Фрагмент страницы →
Постановка: Театр Романа Виктюка
Режиссер: Роман Виктюк
В ролях: Дмитрий Бозин, Игорь Неведров/Сергей Захарин, Александр Дзюба, Екатерина Карпушина/Мария Казначеева, Иван Иванович, Людмила Погорелова
Длительность: 2 час 20 минут (без антракта).
Новая постановка Романа Виктюка по пьесе британского драматурга Питера Куилтера, написанной в 2005 г. Спектакль биографический – об американской певице Флоренс Фостер Дженкинс (1868-1944), которая напрочь не умела петь, но собирала толпы поклонников, среди которых числился и сам Карузо. Ее жизнь и история успеха противоречат логике: лишенная музыкальных способностей, но щедро наделенная дефектами речи, она покорила сердца миллионов людей и умерла после триумфального выступления в Карнеги-холл. Как такое могло произойти? В чем секрет «феномена Флоренс Дженкинс»?
Инакая реальность
В науке есть понятия «нормы» и «психической патологии», хотя что это такое – до конца не понятно ни психиатрам, ни клиническим психологам. И любая типология – условность, о которой договорились между собой специалисты, чтобы хоть как-то облегчить себе и так непростую научную жизнь…
Обычно нормой считается нечто среднее, самое распространенное и привычное. Но сразу же возникает множество вопросов. Даже критерий «нормального роста» становится спорным, что уж говорить о сложно измеримой психической реальности. В детективных романах Жоржа Сименона действие начинается в Париже 1930-х годов, и комиссар Мегрэ с его ростом 180 «на голову выше всех окружающих мужчин» и «сразу выделяется в толпе»… В наше время Мегрэ просто не был бы заметен. Да и женщины не отстают: за последние 50 лет манекенщицы выросли на 10 см, а похудели на 30%… Понятие «нормы» условно – и постоянно изменяемо, жизнь динамична.
Поэтому главный критерий психической нормы – сохранение контакта с реальностью, так называемое «адекватное тестирование реальности». Каждый человек имеет святое право на любые фантазии. Главное, чтобы он понимал, что это именно фантазии, детская игра, сохранившаяся после расставания с детством в нашем воображении. А вот если он путает фантазии и реальность, значит, они уже превратились в «фантазмы», нарушение тестирования реальности – возникла патология.
Но бывает так, что контакт с реальностью сохраняется, а реальность при этом воспринимается нестандартным образом. Не так, как окружающими людьми. Таковы все гении. Да и просто таланты. Если на голову падает яблоко, обычный человек выругается, а Ньютон еще и задумается о законах физики. Архимед не может просто спокойно принять ванну, как обычный древний грек. Что уж там говорить о Леонардо да Винчи, которому спокойно не жилось, все время что-то изобретал и творил!

Условие задания →
В каком году Питер Куилтер написал пьесу, по которой поставлен спектакль о Флоренс Фостер Дженкинс?

Исходные записи →
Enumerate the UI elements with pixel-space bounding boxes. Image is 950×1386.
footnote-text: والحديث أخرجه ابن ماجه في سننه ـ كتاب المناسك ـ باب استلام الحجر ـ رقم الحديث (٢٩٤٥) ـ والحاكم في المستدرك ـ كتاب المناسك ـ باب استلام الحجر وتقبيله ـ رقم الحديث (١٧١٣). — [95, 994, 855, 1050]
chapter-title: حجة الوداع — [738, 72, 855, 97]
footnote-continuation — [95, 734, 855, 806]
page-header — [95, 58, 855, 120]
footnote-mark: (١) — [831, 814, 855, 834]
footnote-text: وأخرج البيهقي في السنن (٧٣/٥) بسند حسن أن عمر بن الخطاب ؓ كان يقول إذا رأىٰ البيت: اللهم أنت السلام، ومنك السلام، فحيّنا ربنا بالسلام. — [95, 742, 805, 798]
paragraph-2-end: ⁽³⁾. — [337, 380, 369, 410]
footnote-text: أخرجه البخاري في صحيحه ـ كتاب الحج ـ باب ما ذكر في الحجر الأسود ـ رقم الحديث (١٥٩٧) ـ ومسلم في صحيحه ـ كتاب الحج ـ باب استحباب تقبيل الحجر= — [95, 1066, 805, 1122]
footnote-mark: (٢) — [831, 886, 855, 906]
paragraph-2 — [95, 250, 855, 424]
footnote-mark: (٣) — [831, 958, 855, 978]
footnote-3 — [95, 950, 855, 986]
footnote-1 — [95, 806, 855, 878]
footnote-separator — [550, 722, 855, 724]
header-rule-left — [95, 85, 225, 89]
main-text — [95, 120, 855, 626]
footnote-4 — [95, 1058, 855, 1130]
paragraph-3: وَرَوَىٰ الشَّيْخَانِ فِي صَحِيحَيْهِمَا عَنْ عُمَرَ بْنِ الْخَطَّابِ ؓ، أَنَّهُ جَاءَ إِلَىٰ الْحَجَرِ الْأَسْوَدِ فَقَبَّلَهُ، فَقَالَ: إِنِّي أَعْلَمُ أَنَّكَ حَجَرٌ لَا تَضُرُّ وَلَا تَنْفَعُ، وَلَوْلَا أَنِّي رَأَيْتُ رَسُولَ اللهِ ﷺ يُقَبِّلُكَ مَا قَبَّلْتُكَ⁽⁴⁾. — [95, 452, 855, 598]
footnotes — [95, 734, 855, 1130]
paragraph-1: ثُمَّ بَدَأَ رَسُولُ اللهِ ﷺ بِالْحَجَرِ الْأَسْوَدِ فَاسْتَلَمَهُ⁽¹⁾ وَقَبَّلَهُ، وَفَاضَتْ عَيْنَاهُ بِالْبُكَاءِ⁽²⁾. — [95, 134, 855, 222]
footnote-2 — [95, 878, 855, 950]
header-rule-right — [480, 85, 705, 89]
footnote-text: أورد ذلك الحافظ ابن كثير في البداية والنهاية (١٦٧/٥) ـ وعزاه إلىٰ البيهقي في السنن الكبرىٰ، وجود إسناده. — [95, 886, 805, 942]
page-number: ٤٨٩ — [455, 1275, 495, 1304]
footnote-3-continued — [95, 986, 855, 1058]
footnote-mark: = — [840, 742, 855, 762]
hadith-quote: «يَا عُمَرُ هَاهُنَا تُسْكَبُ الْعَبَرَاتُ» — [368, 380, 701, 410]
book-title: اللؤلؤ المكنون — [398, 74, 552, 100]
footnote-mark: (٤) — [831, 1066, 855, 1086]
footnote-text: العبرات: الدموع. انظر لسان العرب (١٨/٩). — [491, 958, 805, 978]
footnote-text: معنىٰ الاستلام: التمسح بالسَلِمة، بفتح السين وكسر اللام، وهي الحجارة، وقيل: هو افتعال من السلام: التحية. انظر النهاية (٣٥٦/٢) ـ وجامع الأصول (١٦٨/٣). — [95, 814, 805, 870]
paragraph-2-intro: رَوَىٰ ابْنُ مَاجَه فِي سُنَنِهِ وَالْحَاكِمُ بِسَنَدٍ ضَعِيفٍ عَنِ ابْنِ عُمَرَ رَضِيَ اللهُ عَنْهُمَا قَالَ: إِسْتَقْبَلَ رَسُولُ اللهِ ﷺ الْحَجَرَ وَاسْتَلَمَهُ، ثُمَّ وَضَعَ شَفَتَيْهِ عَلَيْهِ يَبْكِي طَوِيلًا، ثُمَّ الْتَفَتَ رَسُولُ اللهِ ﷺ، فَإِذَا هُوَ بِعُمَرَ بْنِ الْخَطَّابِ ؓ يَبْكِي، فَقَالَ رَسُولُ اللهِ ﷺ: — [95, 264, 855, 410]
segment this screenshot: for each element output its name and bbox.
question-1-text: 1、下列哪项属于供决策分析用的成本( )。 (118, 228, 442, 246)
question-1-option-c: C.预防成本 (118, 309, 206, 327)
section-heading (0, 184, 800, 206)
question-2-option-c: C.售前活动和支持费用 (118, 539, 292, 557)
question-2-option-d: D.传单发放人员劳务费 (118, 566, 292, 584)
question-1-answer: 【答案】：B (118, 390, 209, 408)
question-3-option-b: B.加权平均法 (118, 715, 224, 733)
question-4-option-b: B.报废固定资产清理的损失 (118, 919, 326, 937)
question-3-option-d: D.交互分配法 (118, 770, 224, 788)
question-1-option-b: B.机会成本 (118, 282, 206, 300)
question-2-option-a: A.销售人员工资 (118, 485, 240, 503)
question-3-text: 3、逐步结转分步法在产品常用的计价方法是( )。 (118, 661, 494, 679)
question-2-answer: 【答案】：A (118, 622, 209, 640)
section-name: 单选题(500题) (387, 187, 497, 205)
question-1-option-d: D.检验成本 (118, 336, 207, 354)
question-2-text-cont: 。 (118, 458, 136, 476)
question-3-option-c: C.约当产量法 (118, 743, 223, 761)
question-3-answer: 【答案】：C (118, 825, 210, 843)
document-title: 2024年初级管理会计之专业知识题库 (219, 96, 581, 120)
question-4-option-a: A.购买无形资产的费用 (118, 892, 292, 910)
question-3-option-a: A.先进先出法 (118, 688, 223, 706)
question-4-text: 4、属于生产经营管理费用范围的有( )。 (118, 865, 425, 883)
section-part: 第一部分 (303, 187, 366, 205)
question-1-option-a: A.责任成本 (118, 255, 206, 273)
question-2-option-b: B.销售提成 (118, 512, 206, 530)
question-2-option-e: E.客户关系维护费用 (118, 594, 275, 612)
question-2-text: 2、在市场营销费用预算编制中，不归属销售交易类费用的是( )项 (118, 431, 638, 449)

Полный ответ →
Пьеса написана в 2005 году.